* [PROBLEM DETAILS] Copy the stretch of records from the line containing "Enumerate the UI" through the line containing "alignment-bar[interactable] <box>8 1309", swapping "hit-name" for "result-name" and leaving everything else unchanged. Return only those lines.

* [GIVEN RECORDS]
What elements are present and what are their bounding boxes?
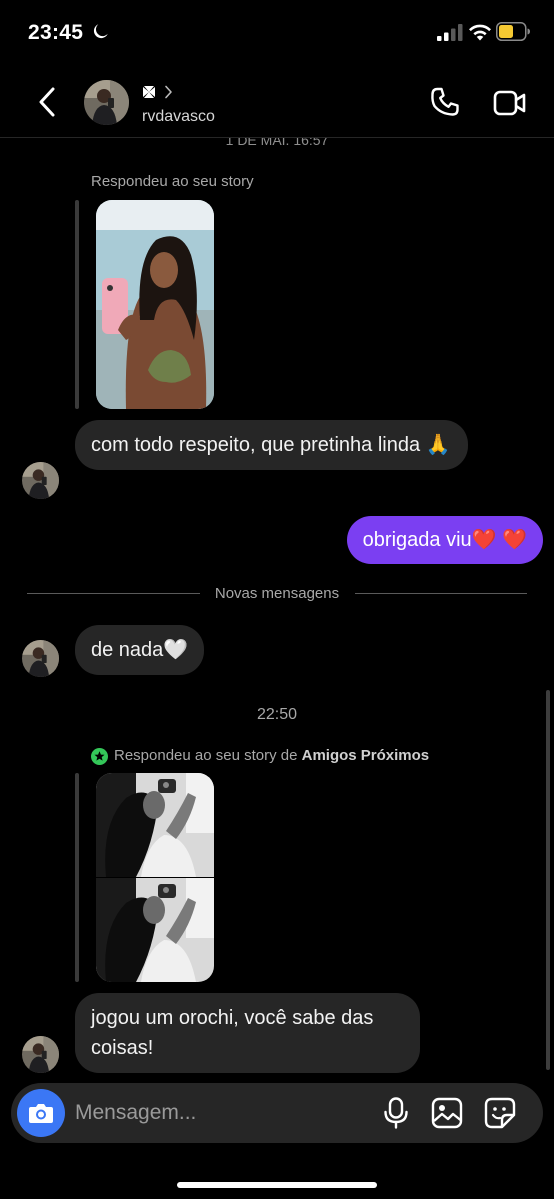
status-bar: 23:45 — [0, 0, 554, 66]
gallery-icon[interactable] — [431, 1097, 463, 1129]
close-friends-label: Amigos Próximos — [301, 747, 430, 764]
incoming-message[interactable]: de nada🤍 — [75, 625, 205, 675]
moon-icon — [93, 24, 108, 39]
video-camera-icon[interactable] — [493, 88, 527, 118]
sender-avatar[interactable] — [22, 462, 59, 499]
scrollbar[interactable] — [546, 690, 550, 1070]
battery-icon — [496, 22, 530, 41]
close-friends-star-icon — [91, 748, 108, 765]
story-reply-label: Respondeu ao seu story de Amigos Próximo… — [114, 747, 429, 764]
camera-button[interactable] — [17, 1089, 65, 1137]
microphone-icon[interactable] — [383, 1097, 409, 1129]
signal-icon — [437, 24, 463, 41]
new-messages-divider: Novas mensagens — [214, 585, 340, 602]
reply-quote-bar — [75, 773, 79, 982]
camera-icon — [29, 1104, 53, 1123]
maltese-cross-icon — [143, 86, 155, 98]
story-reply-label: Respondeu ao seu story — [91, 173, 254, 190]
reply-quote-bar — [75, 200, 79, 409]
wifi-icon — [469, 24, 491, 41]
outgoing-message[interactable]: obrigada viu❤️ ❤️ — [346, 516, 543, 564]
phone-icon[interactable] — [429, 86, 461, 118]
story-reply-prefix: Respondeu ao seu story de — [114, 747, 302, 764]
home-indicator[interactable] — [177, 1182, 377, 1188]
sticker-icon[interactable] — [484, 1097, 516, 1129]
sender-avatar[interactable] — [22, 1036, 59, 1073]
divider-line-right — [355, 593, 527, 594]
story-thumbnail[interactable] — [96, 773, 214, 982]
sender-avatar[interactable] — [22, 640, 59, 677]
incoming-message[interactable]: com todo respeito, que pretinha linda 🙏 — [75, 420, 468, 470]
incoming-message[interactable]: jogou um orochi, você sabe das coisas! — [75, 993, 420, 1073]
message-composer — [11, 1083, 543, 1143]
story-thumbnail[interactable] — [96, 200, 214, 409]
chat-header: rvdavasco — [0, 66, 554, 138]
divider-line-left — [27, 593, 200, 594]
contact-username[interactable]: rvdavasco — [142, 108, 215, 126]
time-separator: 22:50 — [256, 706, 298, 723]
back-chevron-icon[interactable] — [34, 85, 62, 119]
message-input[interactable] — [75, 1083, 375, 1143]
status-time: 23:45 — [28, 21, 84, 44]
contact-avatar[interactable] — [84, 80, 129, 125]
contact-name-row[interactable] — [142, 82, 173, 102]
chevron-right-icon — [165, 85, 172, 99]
---
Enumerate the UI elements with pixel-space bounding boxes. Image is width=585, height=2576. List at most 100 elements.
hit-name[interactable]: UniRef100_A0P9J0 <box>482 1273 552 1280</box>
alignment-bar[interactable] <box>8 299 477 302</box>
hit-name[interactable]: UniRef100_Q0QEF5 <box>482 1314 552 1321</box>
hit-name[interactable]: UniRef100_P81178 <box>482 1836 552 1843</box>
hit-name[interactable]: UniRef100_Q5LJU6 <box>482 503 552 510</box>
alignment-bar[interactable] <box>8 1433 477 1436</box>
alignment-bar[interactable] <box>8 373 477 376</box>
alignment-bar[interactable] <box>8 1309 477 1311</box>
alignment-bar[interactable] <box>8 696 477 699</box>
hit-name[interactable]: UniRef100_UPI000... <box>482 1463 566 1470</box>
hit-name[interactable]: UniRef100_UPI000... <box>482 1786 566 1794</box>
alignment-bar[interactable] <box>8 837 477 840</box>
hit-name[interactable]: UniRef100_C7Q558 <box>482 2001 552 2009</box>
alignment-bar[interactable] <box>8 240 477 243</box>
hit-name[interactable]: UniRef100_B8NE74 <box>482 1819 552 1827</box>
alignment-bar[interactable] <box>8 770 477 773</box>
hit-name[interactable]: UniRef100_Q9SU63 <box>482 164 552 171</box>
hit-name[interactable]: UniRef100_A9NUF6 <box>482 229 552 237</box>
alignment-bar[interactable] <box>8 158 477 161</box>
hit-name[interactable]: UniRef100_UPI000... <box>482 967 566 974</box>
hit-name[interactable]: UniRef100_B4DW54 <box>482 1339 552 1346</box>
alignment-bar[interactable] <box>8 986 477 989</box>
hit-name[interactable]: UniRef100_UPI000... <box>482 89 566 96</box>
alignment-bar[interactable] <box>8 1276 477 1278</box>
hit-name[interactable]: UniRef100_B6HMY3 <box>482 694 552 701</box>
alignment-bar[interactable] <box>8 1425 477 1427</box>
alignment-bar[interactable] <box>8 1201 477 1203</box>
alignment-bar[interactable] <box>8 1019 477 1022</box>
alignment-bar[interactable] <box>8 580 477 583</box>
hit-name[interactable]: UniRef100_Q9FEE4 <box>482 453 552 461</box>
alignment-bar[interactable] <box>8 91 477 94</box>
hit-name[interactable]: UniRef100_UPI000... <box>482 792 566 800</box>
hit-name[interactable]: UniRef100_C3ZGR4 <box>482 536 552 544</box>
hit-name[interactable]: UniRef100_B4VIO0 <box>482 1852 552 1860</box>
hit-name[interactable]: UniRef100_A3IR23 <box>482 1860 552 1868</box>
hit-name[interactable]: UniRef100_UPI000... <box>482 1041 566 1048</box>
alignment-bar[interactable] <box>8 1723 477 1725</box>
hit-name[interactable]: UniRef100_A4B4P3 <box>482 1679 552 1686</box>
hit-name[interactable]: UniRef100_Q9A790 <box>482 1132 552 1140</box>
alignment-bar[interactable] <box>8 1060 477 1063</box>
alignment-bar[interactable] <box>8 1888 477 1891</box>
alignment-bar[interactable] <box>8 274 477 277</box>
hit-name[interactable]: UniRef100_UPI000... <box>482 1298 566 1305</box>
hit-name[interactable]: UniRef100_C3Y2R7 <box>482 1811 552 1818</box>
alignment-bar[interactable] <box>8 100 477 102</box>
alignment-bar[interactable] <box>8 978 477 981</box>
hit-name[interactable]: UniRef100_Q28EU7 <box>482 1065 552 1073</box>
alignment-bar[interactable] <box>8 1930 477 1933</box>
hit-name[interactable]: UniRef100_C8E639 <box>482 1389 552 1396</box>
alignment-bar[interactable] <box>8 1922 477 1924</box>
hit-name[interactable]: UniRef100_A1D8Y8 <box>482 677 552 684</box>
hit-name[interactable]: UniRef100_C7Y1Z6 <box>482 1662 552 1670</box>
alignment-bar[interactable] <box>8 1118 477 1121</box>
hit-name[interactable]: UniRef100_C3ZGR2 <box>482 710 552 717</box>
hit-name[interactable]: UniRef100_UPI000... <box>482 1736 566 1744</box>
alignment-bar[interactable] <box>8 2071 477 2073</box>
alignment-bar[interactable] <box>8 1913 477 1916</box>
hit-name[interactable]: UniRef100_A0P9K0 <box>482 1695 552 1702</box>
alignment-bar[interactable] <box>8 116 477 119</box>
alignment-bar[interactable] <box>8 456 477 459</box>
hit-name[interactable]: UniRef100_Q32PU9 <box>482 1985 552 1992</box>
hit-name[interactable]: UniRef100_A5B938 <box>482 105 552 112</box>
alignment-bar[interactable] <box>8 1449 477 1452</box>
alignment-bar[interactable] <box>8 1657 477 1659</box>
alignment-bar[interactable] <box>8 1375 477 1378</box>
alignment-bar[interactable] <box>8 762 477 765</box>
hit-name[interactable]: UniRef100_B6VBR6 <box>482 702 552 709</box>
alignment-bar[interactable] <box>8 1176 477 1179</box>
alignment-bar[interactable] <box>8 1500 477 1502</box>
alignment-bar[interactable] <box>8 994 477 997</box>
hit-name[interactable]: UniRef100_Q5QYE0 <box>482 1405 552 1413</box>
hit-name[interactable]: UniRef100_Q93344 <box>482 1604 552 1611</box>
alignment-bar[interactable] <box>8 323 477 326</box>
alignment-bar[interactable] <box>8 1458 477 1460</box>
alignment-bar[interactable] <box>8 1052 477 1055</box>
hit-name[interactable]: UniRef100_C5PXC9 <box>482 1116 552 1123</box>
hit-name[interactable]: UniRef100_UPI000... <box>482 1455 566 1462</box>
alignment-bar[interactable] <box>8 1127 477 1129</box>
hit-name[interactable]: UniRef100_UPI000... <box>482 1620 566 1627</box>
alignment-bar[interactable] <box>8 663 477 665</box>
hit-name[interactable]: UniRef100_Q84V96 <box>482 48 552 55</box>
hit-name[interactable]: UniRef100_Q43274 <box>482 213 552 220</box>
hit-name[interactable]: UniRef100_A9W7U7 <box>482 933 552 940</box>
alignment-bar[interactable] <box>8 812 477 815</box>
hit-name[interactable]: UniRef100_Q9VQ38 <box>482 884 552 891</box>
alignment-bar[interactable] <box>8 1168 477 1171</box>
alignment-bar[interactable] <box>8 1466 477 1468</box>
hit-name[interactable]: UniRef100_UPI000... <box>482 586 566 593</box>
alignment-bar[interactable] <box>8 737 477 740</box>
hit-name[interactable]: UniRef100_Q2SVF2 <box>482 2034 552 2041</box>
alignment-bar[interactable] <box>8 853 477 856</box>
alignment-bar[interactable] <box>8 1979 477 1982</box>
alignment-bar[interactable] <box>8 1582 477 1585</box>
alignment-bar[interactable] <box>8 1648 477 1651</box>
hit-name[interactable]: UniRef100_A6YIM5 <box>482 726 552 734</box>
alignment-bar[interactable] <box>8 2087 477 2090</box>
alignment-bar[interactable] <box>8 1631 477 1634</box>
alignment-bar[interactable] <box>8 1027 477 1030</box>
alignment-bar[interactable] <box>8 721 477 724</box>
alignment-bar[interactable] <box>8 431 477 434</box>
---
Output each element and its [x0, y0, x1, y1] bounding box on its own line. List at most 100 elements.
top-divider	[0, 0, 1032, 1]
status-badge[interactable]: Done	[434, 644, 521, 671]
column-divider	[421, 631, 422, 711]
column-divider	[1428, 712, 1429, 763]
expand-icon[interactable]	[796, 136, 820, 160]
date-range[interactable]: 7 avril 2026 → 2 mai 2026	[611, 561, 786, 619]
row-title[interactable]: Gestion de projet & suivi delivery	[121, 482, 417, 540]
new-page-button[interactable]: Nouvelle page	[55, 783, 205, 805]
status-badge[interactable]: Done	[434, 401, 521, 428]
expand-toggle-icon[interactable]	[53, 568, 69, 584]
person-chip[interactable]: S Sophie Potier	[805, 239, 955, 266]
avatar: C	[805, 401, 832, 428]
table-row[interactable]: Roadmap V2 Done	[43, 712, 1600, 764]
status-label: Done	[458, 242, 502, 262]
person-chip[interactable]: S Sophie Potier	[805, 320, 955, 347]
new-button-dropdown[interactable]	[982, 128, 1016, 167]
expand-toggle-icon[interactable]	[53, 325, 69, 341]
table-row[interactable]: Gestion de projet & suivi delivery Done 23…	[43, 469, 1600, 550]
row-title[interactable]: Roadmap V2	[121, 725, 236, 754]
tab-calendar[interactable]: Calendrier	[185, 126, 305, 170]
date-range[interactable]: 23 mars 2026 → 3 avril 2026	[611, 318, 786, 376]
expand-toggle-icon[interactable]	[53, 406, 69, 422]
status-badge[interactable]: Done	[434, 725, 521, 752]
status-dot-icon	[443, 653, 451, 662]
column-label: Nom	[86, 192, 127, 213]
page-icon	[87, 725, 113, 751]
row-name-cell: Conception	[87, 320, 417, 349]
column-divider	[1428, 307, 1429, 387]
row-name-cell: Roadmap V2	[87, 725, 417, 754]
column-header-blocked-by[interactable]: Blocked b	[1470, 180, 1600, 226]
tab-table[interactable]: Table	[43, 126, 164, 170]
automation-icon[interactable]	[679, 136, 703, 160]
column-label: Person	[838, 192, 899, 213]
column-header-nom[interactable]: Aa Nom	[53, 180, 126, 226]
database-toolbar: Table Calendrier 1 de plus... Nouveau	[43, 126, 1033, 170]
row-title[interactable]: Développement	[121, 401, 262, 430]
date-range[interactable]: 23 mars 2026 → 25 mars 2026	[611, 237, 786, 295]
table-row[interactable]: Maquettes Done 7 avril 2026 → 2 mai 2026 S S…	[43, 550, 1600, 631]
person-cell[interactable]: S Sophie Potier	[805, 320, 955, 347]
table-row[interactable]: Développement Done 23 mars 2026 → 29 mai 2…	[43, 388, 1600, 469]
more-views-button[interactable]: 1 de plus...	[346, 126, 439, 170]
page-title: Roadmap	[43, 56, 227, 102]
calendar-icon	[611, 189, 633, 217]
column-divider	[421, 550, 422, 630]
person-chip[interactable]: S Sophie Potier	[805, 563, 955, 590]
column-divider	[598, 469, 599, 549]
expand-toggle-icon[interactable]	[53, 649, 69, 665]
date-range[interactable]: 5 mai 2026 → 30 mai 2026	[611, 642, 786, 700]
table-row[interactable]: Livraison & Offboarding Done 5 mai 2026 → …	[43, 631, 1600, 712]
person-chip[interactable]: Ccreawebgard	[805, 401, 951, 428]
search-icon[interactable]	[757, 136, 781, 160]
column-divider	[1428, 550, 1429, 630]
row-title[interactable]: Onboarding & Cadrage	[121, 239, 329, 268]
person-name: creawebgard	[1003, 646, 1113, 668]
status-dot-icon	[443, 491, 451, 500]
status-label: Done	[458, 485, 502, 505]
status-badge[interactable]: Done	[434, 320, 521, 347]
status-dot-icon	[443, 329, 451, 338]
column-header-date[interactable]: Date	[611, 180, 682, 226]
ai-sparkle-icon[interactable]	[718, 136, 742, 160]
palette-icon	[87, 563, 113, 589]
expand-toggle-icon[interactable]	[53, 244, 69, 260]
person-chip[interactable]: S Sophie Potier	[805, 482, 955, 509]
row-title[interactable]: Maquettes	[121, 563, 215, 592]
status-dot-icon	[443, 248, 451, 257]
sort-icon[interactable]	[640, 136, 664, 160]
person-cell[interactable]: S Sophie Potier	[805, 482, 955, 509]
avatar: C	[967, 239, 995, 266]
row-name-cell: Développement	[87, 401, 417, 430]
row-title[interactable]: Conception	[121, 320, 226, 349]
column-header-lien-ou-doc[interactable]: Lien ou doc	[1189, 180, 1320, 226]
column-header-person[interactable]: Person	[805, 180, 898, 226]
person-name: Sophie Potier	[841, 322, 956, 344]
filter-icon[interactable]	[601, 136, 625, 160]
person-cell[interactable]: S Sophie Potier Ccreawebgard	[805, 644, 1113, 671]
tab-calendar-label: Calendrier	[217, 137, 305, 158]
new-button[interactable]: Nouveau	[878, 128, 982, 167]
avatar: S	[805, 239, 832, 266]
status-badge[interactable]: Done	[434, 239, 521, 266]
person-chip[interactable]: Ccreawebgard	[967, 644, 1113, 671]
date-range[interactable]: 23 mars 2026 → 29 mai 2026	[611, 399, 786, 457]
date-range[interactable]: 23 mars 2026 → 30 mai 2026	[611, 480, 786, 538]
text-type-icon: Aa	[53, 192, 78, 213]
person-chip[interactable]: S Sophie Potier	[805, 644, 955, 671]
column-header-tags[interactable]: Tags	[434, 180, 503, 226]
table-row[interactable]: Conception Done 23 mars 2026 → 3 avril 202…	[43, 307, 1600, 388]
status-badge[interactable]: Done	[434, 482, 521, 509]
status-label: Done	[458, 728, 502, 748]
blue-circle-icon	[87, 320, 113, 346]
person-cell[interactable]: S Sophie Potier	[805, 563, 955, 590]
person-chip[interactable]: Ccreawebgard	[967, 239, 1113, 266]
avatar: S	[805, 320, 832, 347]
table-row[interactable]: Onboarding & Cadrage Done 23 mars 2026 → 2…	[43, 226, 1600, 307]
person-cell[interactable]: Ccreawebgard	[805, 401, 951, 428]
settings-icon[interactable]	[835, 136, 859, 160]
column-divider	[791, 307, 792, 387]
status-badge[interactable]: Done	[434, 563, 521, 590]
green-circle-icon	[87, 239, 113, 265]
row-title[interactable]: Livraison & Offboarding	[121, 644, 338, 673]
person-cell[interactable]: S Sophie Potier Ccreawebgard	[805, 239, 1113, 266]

* [EXERCISE OUTPUT]
Enumerate the UI elements with pixel-space bounding boxes. Image is width=585, height=2576. List at most 100 elements.
result-name[interactable]: UniRef100_A0P9J0 <box>482 1273 552 1280</box>
alignment-bar[interactable] <box>8 299 477 302</box>
result-name[interactable]: UniRef100_Q0QEF5 <box>482 1314 552 1321</box>
result-name[interactable]: UniRef100_P81178 <box>482 1836 552 1843</box>
result-name[interactable]: UniRef100_Q5LJU6 <box>482 503 552 510</box>
alignment-bar[interactable] <box>8 1433 477 1436</box>
alignment-bar[interactable] <box>8 373 477 376</box>
alignment-bar[interactable] <box>8 1309 477 1311</box>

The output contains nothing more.